◆ YOUR OBJECTIVE
Print out the complete set of records below, exactly as they read.

(SUPPLIED RECORDS begins)

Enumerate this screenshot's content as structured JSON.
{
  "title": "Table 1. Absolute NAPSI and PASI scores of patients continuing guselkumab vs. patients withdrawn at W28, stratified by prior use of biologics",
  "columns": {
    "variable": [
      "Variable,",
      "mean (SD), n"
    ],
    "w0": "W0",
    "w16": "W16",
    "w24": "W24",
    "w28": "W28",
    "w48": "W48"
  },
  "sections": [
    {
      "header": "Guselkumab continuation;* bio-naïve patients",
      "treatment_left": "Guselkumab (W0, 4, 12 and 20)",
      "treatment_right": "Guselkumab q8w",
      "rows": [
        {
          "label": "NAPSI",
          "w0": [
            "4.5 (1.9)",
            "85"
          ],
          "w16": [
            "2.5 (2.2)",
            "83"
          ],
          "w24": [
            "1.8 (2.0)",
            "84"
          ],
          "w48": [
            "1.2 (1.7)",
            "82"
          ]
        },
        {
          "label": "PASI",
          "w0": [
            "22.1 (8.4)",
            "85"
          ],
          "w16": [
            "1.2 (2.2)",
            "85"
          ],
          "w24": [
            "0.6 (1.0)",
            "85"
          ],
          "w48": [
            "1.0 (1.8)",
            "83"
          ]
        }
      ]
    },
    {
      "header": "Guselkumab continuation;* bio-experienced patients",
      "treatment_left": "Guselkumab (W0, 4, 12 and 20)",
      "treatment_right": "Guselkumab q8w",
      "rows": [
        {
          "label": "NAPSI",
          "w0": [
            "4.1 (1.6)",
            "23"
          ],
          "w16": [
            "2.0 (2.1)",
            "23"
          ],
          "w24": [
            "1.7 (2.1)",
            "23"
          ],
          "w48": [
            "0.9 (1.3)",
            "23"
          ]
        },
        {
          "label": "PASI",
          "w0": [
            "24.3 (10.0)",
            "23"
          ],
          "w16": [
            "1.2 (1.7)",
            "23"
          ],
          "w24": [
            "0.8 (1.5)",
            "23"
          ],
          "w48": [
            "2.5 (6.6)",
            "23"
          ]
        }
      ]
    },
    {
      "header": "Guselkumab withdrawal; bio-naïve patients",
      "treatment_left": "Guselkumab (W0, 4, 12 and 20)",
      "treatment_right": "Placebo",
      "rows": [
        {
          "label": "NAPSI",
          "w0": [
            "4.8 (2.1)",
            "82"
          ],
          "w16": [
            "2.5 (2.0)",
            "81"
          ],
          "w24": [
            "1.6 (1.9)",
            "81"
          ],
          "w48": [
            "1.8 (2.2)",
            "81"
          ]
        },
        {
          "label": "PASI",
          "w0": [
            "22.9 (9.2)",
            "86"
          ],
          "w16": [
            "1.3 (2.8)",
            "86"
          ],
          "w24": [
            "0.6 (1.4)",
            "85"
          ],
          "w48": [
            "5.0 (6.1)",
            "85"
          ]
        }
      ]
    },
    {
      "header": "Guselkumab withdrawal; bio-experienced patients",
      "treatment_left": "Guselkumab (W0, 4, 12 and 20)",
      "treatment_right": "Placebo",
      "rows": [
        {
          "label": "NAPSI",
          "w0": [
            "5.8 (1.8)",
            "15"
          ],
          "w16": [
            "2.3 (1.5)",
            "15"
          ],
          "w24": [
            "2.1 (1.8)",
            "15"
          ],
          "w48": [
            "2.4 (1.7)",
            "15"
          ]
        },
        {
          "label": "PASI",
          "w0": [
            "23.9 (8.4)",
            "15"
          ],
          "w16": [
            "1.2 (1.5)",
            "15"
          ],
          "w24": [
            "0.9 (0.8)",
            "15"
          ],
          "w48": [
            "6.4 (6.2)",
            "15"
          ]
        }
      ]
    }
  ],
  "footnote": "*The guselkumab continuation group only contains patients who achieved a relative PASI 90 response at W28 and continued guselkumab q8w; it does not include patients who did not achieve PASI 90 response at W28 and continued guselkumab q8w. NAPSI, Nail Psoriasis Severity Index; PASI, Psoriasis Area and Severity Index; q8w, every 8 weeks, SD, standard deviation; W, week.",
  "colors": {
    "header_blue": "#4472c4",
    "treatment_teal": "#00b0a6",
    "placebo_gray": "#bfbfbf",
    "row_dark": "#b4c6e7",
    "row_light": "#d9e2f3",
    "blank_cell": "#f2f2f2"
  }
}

(SUPPLIED RECORDS ends)

◆ ANSWER SPACE
Enumerate this screenshot's content as structured JSON.
{
  "title": "Table 1. Absolute NAPSI and PASI scores of patients continuing guselkumab vs. patients withdrawn at W28, stratified by prior use of biologics",
  "columns": {
    "variable": [
      "Variable,",
      "mean (SD), n"
    ],
    "w0": "W0",
    "w16": "W16",
    "w24": "W24",
    "w28": "W28",
    "w48": "W48"
  },
  "sections": [
    {
      "header": "Guselkumab continuation;* bio-naïve patients",
      "treatment_left": "Guselkumab (W0, 4, 12 and 20)",
      "treatment_right": "Guselkumab q8w",
      "rows": [
        {
          "label": "NAPSI",
          "w0": [
            "4.5 (1.9)",
            "85"
          ],
          "w16": [
            "2.5 (2.2)",
            "83"
          ],
          "w24": [
            "1.8 (2.0)",
            "84"
          ],
          "w48": [
            "1.2 (1.7)",
            "82"
          ]
        },
        {
          "label": "PASI",
          "w0": [
            "22.1 (8.4)",
            "85"
          ],
          "w16": [
            "1.2 (2.2)",
            "85"
          ],
          "w24": [
            "0.6 (1.0)",
            "85"
          ],
          "w48": [
            "1.0 (1.8)",
            "83"
          ]
        }
      ]
    },
    {
      "header": "Guselkumab continuation;* bio-experienced patients",
      "treatment_left": "Guselkumab (W0, 4, 12 and 20)",
      "treatment_right": "Guselkumab q8w",
      "rows": [
        {
          "label": "NAPSI",
          "w0": [
            "4.1 (1.6)",
            "23"
          ],
          "w16": [
            "2.0 (2.1)",
            "23"
          ],
          "w24": [
            "1.7 (2.1)",
            "23"
          ],
          "w48": [
            "0.9 (1.3)",
            "23"
          ]
        },
        {
          "label": "PASI",
          "w0": [
            "24.3 (10.0)",
            "23"
          ],
          "w16": [
            "1.2 (1.7)",
            "23"
          ],
          "w24": [
            "0.8 (1.5)",
            "23"
          ],
          "w48": [
            "2.5 (6.6)",
            "23"
          ]
        }
      ]
    },
    {
      "header": "Guselkumab withdrawal; bio-naïve patients",
      "treatment_left": "Guselkumab (W0, 4, 12 and 20)",
      "treatment_right": "Placebo",
      "rows": [
        {
          "label": "NAPSI",
          "w0": [
            "4.8 (2.1)",
            "82"
          ],
          "w16": [
            "2.5 (2.0)",
            "81"
          ],
          "w24": [
            "1.6 (1.9)",
            "81"
          ],
          "w48": [
            "1.8 (2.2)",
            "81"
          ]
        },
        {
          "label": "PASI",
          "w0": [
            "22.9 (9.2)",
            "86"
          ],
          "w16": [
            "1.3 (2.8)",
            "86"
          ],
          "w24": [
            "0.6 (1.4)",
            "85"
          ],
          "w48": [
            "5.0 (6.1)",
            "85"
          ]
        }
      ]
    },
    {
      "header": "Guselkumab withdrawal; bio-experienced patients",
      "treatment_left": "Guselkumab (W0, 4, 12 and 20)",
      "treatment_right": "Placebo",
      "rows": [
        {
          "label": "NAPSI",
          "w0": [
            "5.8 (1.8)",
            "15"
          ],
          "w16": [
            "2.3 (1.5)",
            "15"
          ],
          "w24": [
            "2.1 (1.8)",
            "15"
          ],
          "w48": [
            "2.4 (1.7)",
            "15"
          ]
        },
        {
          "label": "PASI",
          "w0": [
            "23.9 (8.4)",
            "15"
          ],
          "w16": [
            "1.2 (1.5)",
            "15"
          ],
          "w24": [
            "0.9 (0.8)",
            "15"
          ],
          "w48": [
            "6.4 (6.2)",
            "15"
          ]
        }
      ]
    }
  ],
  "footnote": "*The guselkumab continuation group only contains patients who achieved a relative PASI 90 response at W28 and continued guselkumab q8w; it does not include patients who did not achieve PASI 90 response at W28 and continued guselkumab q8w. NAPSI, Nail Psoriasis Severity Index; PASI, Psoriasis Area and Severity Index; q8w, every 8 weeks, SD, standard deviation; W, week.",
  "colors": {
    "header_blue": "#4472c4",
    "treatment_teal": "#00b0a6",
    "placebo_gray": "#bfbfbf",
    "row_dark": "#b4c6e7",
    "row_light": "#d9e2f3",
    "blank_cell": "#f2f2f2"
  }
}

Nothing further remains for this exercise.